▶ _WRITTEN INSTRUCTION_:
Quote every line of the material beneath this one.

▶ _MATERIALS PROVIDED_:
☆ ☆ ☆ ☆ ☆

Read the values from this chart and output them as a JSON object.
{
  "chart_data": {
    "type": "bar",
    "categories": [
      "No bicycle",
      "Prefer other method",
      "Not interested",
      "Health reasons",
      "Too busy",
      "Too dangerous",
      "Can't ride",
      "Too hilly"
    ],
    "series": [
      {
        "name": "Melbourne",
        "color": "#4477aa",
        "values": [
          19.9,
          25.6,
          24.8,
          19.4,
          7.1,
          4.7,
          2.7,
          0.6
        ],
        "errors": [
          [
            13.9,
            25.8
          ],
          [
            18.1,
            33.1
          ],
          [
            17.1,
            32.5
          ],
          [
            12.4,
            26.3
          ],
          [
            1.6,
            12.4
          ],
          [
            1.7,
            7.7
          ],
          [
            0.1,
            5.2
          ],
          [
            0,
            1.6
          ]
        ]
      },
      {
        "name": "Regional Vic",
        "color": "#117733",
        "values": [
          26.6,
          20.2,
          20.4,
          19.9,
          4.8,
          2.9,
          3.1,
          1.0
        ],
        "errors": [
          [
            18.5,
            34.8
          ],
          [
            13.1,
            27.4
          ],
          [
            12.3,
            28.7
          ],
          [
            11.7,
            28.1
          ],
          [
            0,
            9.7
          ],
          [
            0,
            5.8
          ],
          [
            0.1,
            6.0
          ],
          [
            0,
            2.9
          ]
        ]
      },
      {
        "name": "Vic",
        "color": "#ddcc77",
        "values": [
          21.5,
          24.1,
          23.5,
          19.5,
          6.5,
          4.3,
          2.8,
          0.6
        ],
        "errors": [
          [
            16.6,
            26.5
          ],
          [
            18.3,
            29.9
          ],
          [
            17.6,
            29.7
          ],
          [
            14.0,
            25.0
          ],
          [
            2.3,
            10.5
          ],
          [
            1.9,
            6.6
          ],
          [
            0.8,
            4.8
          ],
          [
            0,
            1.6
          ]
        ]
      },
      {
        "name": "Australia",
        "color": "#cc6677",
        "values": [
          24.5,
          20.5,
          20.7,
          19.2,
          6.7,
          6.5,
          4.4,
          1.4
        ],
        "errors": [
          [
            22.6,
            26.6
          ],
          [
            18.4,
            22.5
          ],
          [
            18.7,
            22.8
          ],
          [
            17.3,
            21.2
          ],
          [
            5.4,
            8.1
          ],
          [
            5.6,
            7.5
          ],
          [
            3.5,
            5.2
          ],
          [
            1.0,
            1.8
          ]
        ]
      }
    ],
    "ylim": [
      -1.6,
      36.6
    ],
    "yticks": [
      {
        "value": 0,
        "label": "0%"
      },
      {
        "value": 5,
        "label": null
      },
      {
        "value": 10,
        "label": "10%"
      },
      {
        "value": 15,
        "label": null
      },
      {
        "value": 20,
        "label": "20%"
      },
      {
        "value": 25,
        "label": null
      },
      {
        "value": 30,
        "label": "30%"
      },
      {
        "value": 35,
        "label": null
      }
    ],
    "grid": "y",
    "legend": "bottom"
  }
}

☆ ☆ ☆ ☆ ☆

▶ _SOLUTION FOR THIS PROBLEM_:
Read the values from this chart and output them as a JSON object.
{
  "chart_data": {
    "type": "bar",
    "categories": [
      "No bicycle",
      "Prefer other method",
      "Not interested",
      "Health reasons",
      "Too busy",
      "Too dangerous",
      "Can't ride",
      "Too hilly"
    ],
    "series": [
      {
        "name": "Melbourne",
        "color": "#4477aa",
        "values": [
          19.9,
          25.6,
          24.8,
          19.4,
          7.1,
          4.7,
          2.7,
          0.6
        ],
        "errors": [
          [
            13.9,
            25.8
          ],
          [
            18.1,
            33.1
          ],
          [
            17.1,
            32.5
          ],
          [
            12.4,
            26.3
          ],
          [
            1.6,
            12.4
          ],
          [
            1.7,
            7.7
          ],
          [
            0.1,
            5.2
          ],
          [
            0,
            1.6
          ]
        ]
      },
      {
        "name": "Regional Vic",
        "color": "#117733",
        "values": [
          26.6,
          20.2,
          20.4,
          19.9,
          4.8,
          2.9,
          3.1,
          1.0
        ],
        "errors": [
          [
            18.5,
            34.8
          ],
          [
            13.1,
            27.4
          ],
          [
            12.3,
            28.7
          ],
          [
            11.7,
            28.1
          ],
          [
            0,
            9.7
          ],
          [
            0,
            5.8
          ],
          [
            0.1,
            6.0
          ],
          [
            0,
            2.9
          ]
        ]
      },
      {
        "name": "Vic",
        "color": "#ddcc77",
        "values": [
          21.5,
          24.1,
          23.5,
          19.5,
          6.5,
          4.3,
          2.8,
          0.6
        ],
        "errors": [
          [
            16.6,
            26.5
          ],
          [
            18.3,
            29.9
          ],
          [
            17.6,
            29.7
          ],
          [
            14.0,
            25.0
          ],
          [
            2.3,
            10.5
          ],
          [
            1.9,
            6.6
          ],
          [
            0.8,
            4.8
          ],
          [
            0,
            1.6
          ]
        ]
      },
      {
        "name": "Australia",
        "color": "#cc6677",
        "values": [
          24.5,
          20.5,
          20.7,
          19.2,
          6.7,
          6.5,
          4.4,
          1.4
        ],
        "errors": [
          [
            22.6,
            26.6
          ],
          [
            18.4,
            22.5
          ],
          [
            18.7,
            22.8
          ],
          [
            17.3,
            21.2
          ],
          [
            5.4,
            8.1
          ],
          [
            5.6,
            7.5
          ],
          [
            3.5,
            5.2
          ],
          [
            1.0,
            1.8
          ]
        ]
      }
    ],
    "ylim": [
      -1.6,
      36.6
    ],
    "yticks": [
      {
        "value": 0,
        "label": "0%"
      },
      {
        "value": 5,
        "label": null
      },
      {
        "value": 10,
        "label": "10%"
      },
      {
        "value": 15,
        "label": null
      },
      {
        "value": 20,
        "label": "20%"
      },
      {
        "value": 25,
        "label": null
      },
      {
        "value": 30,
        "label": "30%"
      },
      {
        "value": 35,
        "label": null
      }
    ],
    "grid": "y",
    "legend": "bottom"
  }
}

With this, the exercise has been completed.